• **Problem to solve**
Give a count of the lines below that have the string "paso" in them, with no other words.

+--

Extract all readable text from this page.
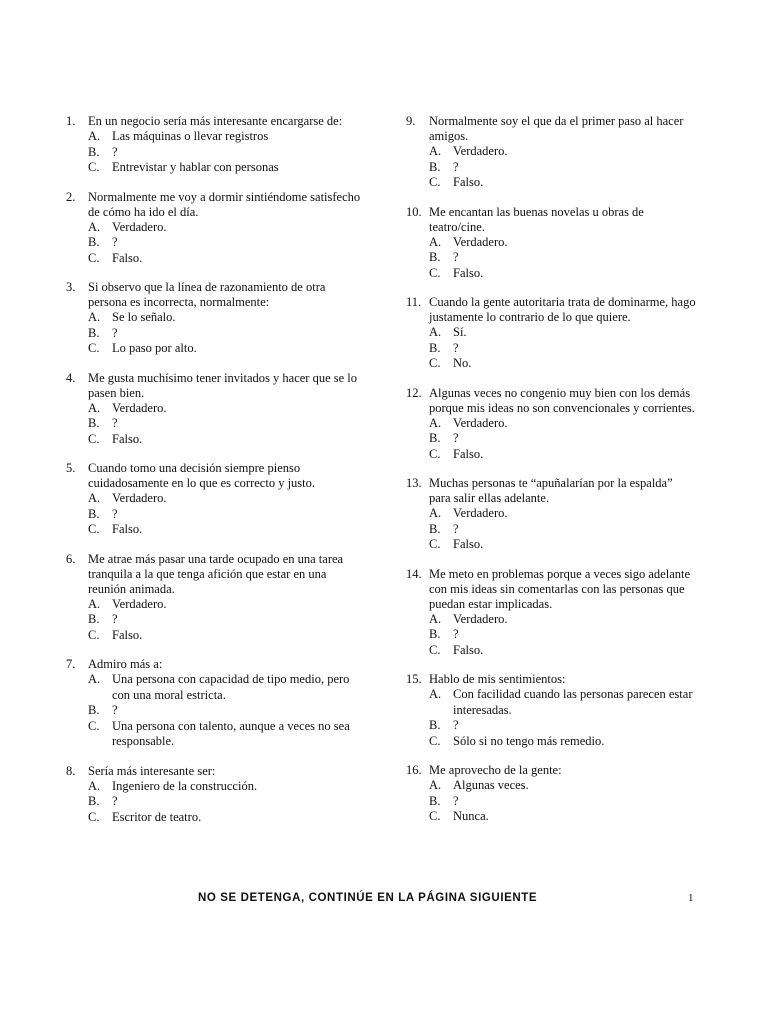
1.	En un negocio sería más interesante encargarse de:
A. Las máquinas o llevar registros
B.	?
C.	Entrevistar y hablar con personas
2.	Normalmente me voy a dormir sintiéndome satisfecho de cómo ha ido el día.
A. Verdadero.
B.	?
C.	Falso.
3.	Si observo que la línea de razonamiento de otra persona es incorrecta, normalmente:
A. Se lo señalo.
B.	?
C.	Lo paso por alto.
4.	Me gusta muchísimo tener invitados y hacer que se lo pasen bien.
A. Verdadero.
B.	?
C.	Falso.
5.	Cuando tomo una decisión siempre pienso cuidadosamente en lo que es correcto y justo.
A. Verdadero.
B.	?
C.	Falso.
6.	Me atrae más pasar una tarde ocupado en una tarea tranquila a la que tenga afición que estar en una reunión animada.
A. Verdadero.
B.	?
C.	Falso.
7.	Admiro más a:
A. Una persona con capacidad de tipo medio, pero con una moral estricta.
B.	?
C.	Una persona con talento, aunque a veces no sea responsable.
8.	Sería más interesante ser:
A. Ingeniero de la construcción.
B.	?
C.	Escritor de teatro.
9.	Normalmente soy el que da el primer paso al hacer amigos.
A. Verdadero.
B.	?
C.	Falso.
10. Me encantan las buenas novelas u obras de teatro/cine.
A. Verdadero.
B.	?
C.	Falso.
11. Cuando la gente autoritaria trata de dominarme, hago justamente lo contrario de lo que quiere.
A. Sí.
B.	?
C.	No.
12. Algunas veces no congenio muy bien con los demás porque mis ideas no son convencionales y corrientes.
A. Verdadero.
B.	?
C.	Falso.
13. Muchas personas te “apuñalarían por la espalda” para salir ellas adelante.
A. Verdadero.
B.	?
C.	Falso.
14. Me meto en problemas porque a veces sigo adelante con mis ideas sin comentarlas con las personas que puedan estar implicadas.
A. Verdadero.
B.	?
C.	Falso.
15. Hablo de mis sentimientos:
A. Con facilidad cuando las personas parecen estar interesadas.
B.	?
C.	Sólo si no tengo más remedio.
16. Me aprovecho de la gente:
A. Algunas veces.
B.	?
C.	Nunca.
NO SE DETENGA, CONTINÚE EN LA PÁGINA SIGUIENTE	1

+--

• **Written solution**
2